§ **Task details**
Reproduce every row below verbatim, changing no character.

## start Supplied records

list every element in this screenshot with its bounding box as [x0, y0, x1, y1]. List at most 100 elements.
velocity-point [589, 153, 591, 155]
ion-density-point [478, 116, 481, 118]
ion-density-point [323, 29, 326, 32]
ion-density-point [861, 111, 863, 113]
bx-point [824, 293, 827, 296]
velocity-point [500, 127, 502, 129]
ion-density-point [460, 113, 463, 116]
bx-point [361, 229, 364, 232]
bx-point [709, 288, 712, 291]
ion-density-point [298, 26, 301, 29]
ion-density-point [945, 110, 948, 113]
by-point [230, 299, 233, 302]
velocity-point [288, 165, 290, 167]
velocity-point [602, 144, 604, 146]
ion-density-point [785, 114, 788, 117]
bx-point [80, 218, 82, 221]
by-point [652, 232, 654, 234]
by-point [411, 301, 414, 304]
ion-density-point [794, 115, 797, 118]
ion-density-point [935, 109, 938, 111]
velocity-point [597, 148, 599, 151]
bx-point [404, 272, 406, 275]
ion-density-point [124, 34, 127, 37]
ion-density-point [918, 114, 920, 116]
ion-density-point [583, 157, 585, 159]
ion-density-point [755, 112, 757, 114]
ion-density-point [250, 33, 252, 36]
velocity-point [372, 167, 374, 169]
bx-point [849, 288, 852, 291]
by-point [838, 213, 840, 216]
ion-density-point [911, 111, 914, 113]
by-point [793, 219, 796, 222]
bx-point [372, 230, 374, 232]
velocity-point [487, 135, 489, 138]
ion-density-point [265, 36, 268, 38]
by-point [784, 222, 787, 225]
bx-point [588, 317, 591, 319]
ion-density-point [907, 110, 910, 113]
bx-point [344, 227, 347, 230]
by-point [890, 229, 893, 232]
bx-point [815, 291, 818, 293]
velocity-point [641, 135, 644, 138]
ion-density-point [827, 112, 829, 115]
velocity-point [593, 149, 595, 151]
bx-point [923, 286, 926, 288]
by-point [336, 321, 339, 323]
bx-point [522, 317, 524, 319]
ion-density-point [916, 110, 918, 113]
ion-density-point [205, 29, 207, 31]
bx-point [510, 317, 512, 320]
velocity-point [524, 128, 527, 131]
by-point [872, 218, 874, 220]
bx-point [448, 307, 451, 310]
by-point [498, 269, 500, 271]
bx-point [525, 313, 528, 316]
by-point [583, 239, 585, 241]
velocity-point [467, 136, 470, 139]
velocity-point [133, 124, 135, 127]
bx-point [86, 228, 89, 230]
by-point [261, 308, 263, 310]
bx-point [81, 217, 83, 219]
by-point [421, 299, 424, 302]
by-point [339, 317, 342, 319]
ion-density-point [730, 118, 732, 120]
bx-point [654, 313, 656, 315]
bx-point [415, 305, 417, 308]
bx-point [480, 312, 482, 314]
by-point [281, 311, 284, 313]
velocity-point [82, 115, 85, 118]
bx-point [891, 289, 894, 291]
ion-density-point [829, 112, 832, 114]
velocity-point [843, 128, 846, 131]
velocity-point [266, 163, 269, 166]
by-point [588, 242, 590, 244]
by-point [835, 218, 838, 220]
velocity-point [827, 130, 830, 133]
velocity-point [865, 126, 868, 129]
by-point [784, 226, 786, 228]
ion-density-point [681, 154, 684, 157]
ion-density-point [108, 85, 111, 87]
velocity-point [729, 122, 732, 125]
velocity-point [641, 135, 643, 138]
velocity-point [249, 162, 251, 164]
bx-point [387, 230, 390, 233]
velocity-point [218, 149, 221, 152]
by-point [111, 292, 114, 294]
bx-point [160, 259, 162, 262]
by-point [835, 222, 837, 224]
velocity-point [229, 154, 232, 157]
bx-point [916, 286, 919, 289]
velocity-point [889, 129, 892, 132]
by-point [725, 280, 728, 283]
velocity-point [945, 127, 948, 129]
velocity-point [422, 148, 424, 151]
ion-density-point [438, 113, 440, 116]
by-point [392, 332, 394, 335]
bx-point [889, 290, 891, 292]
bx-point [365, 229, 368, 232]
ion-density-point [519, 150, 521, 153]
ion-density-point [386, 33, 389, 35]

## end Supplied records

§ **Solution to the problem**
list every element in this screenshot with its bounding box as [x0, y0, x1, y1]. List at most 100 elements.
velocity-point [589, 153, 591, 155]
ion-density-point [478, 116, 481, 118]
ion-density-point [323, 29, 326, 32]
ion-density-point [861, 111, 863, 113]
bx-point [824, 293, 827, 296]
velocity-point [500, 127, 502, 129]
ion-density-point [460, 113, 463, 116]
bx-point [361, 229, 364, 232]
bx-point [709, 288, 712, 291]
ion-density-point [298, 26, 301, 29]
ion-density-point [945, 110, 948, 113]
by-point [230, 299, 233, 302]
velocity-point [288, 165, 290, 167]
velocity-point [602, 144, 604, 146]
ion-density-point [785, 114, 788, 117]
bx-point [80, 218, 82, 221]
by-point [652, 232, 654, 234]
by-point [411, 301, 414, 304]
ion-density-point [794, 115, 797, 118]
ion-density-point [935, 109, 938, 111]
velocity-point [597, 148, 599, 151]
bx-point [404, 272, 406, 275]
ion-density-point [124, 34, 127, 37]
ion-density-point [918, 114, 920, 116]
ion-density-point [583, 157, 585, 159]
ion-density-point [755, 112, 757, 114]
ion-density-point [250, 33, 252, 36]
velocity-point [372, 167, 374, 169]
bx-point [849, 288, 852, 291]
by-point [838, 213, 840, 216]
ion-density-point [911, 111, 914, 113]
by-point [793, 219, 796, 222]
bx-point [372, 230, 374, 232]
velocity-point [487, 135, 489, 138]
ion-density-point [265, 36, 268, 38]
by-point [784, 222, 787, 225]
bx-point [588, 317, 591, 319]
ion-density-point [907, 110, 910, 113]
bx-point [344, 227, 347, 230]
by-point [890, 229, 893, 232]
bx-point [815, 291, 818, 293]
velocity-point [641, 135, 644, 138]
ion-density-point [827, 112, 829, 115]
velocity-point [593, 149, 595, 151]
bx-point [923, 286, 926, 288]
by-point [336, 321, 339, 323]
bx-point [522, 317, 524, 319]
ion-density-point [916, 110, 918, 113]
ion-density-point [205, 29, 207, 31]
bx-point [510, 317, 512, 320]
velocity-point [524, 128, 527, 131]
by-point [872, 218, 874, 220]
bx-point [448, 307, 451, 310]
by-point [498, 269, 500, 271]
bx-point [525, 313, 528, 316]
by-point [583, 239, 585, 241]
velocity-point [467, 136, 470, 139]
velocity-point [133, 124, 135, 127]
bx-point [86, 228, 89, 230]
by-point [261, 308, 263, 310]
bx-point [81, 217, 83, 219]
by-point [421, 299, 424, 302]
by-point [339, 317, 342, 319]
ion-density-point [730, 118, 732, 120]
bx-point [654, 313, 656, 315]
bx-point [415, 305, 417, 308]
bx-point [480, 312, 482, 314]
by-point [281, 311, 284, 313]
velocity-point [82, 115, 85, 118]
bx-point [891, 289, 894, 291]
ion-density-point [829, 112, 832, 114]
velocity-point [843, 128, 846, 131]
velocity-point [266, 163, 269, 166]
by-point [588, 242, 590, 244]
by-point [835, 218, 838, 220]
velocity-point [827, 130, 830, 133]
velocity-point [865, 126, 868, 129]
by-point [784, 226, 786, 228]
ion-density-point [681, 154, 684, 157]
ion-density-point [108, 85, 111, 87]
velocity-point [729, 122, 732, 125]
velocity-point [641, 135, 643, 138]
velocity-point [249, 162, 251, 164]
bx-point [387, 230, 390, 233]
velocity-point [218, 149, 221, 152]
by-point [111, 292, 114, 294]
bx-point [160, 259, 162, 262]
by-point [835, 222, 837, 224]
velocity-point [229, 154, 232, 157]
bx-point [916, 286, 919, 289]
velocity-point [889, 129, 892, 132]
by-point [725, 280, 728, 283]
velocity-point [945, 127, 948, 129]
velocity-point [422, 148, 424, 151]
ion-density-point [438, 113, 440, 116]
by-point [392, 332, 394, 335]
bx-point [889, 290, 891, 292]
bx-point [365, 229, 368, 232]
ion-density-point [519, 150, 521, 153]
ion-density-point [386, 33, 389, 35]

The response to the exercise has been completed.